**Your objective**
Return every line of the rows below verbatim, from the very first one down to and including the line that contains "data-point-triangle-up — [241, 273, 256, 286]".
■ ■ ■ ■ ■
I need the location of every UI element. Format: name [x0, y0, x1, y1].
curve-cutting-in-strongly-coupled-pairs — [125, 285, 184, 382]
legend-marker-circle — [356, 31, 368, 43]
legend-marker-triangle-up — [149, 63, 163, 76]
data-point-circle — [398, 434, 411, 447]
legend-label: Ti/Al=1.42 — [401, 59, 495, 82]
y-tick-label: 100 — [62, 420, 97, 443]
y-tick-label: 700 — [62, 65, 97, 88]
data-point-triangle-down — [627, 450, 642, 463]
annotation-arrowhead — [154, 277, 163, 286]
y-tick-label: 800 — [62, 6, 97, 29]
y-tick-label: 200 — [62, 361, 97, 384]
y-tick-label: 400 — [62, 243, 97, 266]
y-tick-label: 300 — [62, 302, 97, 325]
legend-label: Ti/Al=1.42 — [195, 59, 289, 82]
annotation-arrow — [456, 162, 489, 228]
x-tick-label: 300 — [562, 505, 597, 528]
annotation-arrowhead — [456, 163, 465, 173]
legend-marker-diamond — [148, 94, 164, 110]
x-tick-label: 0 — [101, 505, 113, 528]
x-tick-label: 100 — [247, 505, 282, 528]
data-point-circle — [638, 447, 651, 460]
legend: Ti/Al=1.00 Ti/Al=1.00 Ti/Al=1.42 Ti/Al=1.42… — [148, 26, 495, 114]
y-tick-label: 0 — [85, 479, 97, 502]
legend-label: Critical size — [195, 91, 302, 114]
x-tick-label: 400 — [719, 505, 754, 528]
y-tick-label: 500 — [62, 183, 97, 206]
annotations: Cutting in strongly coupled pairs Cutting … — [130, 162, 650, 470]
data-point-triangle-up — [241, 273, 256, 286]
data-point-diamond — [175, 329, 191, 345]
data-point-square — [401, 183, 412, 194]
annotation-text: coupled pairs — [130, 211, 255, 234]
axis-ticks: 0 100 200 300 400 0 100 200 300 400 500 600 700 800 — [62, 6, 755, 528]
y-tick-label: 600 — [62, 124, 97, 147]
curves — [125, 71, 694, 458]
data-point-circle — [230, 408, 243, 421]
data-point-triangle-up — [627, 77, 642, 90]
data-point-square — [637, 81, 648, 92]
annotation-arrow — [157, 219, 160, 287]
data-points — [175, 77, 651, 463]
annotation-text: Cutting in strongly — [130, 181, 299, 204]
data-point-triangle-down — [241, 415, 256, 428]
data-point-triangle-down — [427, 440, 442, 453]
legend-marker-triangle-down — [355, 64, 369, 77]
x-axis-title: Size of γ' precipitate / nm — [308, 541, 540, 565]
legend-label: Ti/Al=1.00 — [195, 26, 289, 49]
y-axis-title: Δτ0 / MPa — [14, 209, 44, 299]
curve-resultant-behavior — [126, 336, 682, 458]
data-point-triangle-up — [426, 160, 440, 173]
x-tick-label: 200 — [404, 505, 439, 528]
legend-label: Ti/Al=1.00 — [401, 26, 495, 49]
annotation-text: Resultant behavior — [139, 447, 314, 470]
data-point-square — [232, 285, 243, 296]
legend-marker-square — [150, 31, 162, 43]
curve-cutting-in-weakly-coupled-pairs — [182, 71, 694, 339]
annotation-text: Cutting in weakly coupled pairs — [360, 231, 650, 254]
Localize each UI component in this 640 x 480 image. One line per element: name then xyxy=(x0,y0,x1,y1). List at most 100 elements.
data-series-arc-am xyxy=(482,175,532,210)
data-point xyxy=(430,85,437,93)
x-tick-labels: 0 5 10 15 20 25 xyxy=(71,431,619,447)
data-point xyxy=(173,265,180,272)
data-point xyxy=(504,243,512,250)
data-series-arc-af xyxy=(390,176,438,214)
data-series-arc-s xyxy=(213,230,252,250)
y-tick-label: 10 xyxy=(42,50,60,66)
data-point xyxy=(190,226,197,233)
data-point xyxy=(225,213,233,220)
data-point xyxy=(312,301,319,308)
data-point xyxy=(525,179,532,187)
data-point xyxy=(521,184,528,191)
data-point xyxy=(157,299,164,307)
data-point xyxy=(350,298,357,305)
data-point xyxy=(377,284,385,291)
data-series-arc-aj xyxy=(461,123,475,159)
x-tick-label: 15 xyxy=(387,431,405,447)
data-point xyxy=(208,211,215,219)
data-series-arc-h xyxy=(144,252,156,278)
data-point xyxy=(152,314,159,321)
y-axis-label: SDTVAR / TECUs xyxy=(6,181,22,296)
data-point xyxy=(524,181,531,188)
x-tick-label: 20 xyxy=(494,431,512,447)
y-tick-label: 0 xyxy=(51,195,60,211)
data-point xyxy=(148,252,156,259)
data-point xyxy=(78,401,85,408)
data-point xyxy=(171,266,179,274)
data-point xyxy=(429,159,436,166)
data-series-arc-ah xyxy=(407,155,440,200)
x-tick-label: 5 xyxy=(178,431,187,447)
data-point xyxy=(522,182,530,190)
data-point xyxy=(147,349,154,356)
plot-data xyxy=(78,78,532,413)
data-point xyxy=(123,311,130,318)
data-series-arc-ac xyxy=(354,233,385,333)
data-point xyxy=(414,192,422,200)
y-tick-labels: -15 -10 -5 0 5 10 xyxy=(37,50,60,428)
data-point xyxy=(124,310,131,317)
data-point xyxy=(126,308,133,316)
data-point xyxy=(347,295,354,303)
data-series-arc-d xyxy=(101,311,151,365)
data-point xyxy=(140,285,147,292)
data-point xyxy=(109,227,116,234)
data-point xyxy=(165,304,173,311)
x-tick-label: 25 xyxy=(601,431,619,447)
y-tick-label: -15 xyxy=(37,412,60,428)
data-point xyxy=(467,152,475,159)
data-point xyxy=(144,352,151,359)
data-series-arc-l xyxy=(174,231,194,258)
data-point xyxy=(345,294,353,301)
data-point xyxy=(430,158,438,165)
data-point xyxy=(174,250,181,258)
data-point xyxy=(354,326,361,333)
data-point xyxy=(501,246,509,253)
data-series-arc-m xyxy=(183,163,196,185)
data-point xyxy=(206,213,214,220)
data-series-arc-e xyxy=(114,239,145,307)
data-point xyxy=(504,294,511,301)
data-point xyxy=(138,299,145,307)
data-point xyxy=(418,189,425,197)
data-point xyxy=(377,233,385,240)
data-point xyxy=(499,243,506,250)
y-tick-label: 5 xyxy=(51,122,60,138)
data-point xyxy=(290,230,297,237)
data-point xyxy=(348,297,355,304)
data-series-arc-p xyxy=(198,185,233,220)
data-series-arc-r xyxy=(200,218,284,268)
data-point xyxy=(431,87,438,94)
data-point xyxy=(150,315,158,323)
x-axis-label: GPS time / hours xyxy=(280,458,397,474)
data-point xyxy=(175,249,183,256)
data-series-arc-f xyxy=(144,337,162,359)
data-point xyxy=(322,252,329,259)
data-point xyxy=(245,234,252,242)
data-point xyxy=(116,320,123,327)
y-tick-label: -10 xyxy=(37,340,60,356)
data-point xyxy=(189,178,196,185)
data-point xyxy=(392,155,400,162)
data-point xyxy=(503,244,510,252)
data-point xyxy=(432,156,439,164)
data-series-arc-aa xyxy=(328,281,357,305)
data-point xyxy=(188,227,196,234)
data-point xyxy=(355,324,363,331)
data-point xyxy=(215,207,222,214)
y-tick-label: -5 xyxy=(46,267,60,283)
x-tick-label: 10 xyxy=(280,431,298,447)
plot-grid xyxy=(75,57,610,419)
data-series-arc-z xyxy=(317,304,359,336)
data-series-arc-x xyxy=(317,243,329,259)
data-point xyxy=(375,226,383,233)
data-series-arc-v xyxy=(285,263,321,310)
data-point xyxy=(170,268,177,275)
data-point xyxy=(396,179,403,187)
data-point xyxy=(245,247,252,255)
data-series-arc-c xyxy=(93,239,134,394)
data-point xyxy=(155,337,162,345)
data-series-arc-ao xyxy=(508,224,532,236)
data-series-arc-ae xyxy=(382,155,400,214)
■ ■ ■ ■ ■
**Finished exercise**
I need the location of every UI element. Format: name [x0, y0, x1, y1].
curve-cutting-in-strongly-coupled-pairs — [125, 285, 184, 382]
legend-marker-circle — [356, 31, 368, 43]
legend-marker-triangle-up — [149, 63, 163, 76]
data-point-circle — [398, 434, 411, 447]
legend-label: Ti/Al=1.42 — [401, 59, 495, 82]
y-tick-label: 100 — [62, 420, 97, 443]
y-tick-label: 700 — [62, 65, 97, 88]
data-point-triangle-down — [627, 450, 642, 463]
annotation-arrowhead — [154, 277, 163, 286]
y-tick-label: 800 — [62, 6, 97, 29]
y-tick-label: 200 — [62, 361, 97, 384]
y-tick-label: 400 — [62, 243, 97, 266]
y-tick-label: 300 — [62, 302, 97, 325]
legend-label: Ti/Al=1.42 — [195, 59, 289, 82]
annotation-arrow — [456, 162, 489, 228]
x-tick-label: 300 — [562, 505, 597, 528]
annotation-arrowhead — [456, 163, 465, 173]
legend-marker-diamond — [148, 94, 164, 110]
x-tick-label: 0 — [101, 505, 113, 528]
x-tick-label: 100 — [247, 505, 282, 528]
data-point-circle — [638, 447, 651, 460]
legend: Ti/Al=1.00 Ti/Al=1.00 Ti/Al=1.42 Ti/Al=1.42… — [148, 26, 495, 114]
y-tick-label: 0 — [85, 479, 97, 502]
legend-label: Critical size — [195, 91, 302, 114]
x-tick-label: 400 — [719, 505, 754, 528]
y-tick-label: 500 — [62, 183, 97, 206]
annotations: Cutting in strongly coupled pairs Cutting … — [130, 162, 650, 470]
data-point-triangle-up — [241, 273, 256, 286]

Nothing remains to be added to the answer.